··· DATA

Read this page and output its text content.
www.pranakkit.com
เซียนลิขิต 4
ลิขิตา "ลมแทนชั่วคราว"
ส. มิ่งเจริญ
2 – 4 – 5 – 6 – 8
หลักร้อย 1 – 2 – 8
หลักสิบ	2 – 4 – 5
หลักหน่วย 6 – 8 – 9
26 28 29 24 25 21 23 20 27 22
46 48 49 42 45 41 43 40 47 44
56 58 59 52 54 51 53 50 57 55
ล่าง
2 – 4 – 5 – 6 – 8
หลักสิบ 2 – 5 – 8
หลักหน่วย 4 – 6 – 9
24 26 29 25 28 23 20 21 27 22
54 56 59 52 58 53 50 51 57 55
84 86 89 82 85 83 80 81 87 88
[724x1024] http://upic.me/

······
··· DATA

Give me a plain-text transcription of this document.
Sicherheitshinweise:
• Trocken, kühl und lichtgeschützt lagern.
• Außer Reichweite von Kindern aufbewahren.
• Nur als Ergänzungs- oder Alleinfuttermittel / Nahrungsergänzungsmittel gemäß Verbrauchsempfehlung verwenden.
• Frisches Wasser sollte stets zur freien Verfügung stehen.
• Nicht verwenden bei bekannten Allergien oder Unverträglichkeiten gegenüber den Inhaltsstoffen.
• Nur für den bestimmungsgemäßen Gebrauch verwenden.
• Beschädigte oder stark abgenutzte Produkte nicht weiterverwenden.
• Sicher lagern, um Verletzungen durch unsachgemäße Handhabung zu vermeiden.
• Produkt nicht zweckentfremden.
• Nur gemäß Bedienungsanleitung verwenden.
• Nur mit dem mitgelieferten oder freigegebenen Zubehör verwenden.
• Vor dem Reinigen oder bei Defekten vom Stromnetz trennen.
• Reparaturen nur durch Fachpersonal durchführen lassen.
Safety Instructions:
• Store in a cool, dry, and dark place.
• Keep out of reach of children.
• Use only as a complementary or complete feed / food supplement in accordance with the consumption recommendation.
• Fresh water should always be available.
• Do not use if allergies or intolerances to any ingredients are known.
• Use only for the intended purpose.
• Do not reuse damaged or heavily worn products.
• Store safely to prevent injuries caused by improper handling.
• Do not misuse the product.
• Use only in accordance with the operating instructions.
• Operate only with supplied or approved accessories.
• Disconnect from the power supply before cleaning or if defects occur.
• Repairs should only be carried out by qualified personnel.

······
··· DATA

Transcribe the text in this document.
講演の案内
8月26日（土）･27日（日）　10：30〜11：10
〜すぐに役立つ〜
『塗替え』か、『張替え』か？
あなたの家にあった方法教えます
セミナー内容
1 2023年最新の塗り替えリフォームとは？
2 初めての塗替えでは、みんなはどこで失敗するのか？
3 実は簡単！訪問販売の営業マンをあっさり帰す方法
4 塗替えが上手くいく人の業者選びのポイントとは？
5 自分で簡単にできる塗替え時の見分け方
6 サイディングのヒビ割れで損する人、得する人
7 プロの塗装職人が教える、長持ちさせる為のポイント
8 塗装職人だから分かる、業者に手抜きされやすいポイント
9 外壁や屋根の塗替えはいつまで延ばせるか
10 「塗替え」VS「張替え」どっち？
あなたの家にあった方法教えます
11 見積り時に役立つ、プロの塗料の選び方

······

* _WHAT NEEDS TO BE DONE_
Scan the records above for the string "durch", then select every line that holds it.

* _RESPONSE BELOW_
• Sicher lagern, um Verletzungen durch unsachgemäße Handhabung zu vermeiden.
• Reparaturen nur durch Fachpersonal durchführen lassen.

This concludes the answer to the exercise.